_WHAT TO PRODUCE_:
Would you return the complete listing below word for word?
··· DATA FOR THE TASK
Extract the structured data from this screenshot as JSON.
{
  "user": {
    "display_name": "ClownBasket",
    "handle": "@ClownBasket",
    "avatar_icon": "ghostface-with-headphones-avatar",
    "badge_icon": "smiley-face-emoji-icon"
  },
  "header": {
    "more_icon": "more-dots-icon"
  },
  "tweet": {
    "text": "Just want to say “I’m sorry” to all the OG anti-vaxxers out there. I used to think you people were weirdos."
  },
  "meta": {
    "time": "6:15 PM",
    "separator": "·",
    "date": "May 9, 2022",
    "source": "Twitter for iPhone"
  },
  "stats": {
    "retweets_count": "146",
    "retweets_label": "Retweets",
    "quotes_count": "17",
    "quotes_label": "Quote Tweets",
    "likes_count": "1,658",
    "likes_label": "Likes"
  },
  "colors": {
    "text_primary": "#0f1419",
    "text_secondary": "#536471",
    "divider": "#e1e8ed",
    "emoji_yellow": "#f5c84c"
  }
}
······
_COMPLETED EXERCISE_:
Extract the structured data from this screenshot as JSON.
{
  "user": {
    "display_name": "ClownBasket",
    "handle": "@ClownBasket",
    "avatar_icon": "ghostface-with-headphones-avatar",
    "badge_icon": "smiley-face-emoji-icon"
  },
  "header": {
    "more_icon": "more-dots-icon"
  },
  "tweet": {
    "text": "Just want to say “I’m sorry” to all the OG anti-vaxxers out there. I used to think you people were weirdos."
  },
  "meta": {
    "time": "6:15 PM",
    "separator": "·",
    "date": "May 9, 2022",
    "source": "Twitter for iPhone"
  },
  "stats": {
    "retweets_count": "146",
    "retweets_label": "Retweets",
    "quotes_count": "17",
    "quotes_label": "Quote Tweets",
    "likes_count": "1,658",
    "likes_label": "Likes"
  },
  "colors": {
    "text_primary": "#0f1419",
    "text_secondary": "#536471",
    "divider": "#e1e8ed",
    "emoji_yellow": "#f5c84c"
  }
}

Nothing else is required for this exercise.